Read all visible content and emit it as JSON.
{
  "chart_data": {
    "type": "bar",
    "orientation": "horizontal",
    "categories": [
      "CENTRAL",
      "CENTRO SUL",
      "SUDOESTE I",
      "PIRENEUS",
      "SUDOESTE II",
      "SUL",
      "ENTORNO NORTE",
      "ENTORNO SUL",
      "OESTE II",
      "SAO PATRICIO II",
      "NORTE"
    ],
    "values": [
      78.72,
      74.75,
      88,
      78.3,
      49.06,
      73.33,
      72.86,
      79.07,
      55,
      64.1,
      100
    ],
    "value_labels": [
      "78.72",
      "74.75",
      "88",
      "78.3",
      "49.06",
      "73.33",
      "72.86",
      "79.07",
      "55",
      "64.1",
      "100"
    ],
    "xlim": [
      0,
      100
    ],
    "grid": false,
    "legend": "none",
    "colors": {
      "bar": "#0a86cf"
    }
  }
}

**********

Work instructions. Extract the data exactly as given.

Solution to the problem.
Read all visible content and emit it as JSON.
{
  "chart_data": {
    "type": "bar",
    "orientation": "horizontal",
    "categories": [
      "CENTRAL",
      "CENTRO SUL",
      "SUDOESTE I",
      "PIRENEUS",
      "SUDOESTE II",
      "SUL",
      "ENTORNO NORTE",
      "ENTORNO SUL",
      "OESTE II",
      "SAO PATRICIO II",
      "NORTE"
    ],
    "values": [
      78.72,
      74.75,
      88,
      78.3,
      49.06,
      73.33,
      72.86,
      79.07,
      55,
      64.1,
      100
    ],
    "value_labels": [
      "78.72",
      "74.75",
      "88",
      "78.3",
      "49.06",
      "73.33",
      "72.86",
      "79.07",
      "55",
      "64.1",
      "100"
    ],
    "xlim": [
      0,
      100
    ],
    "grid": false,
    "legend": "none",
    "colors": {
      "bar": "#0a86cf"
    }
  }
}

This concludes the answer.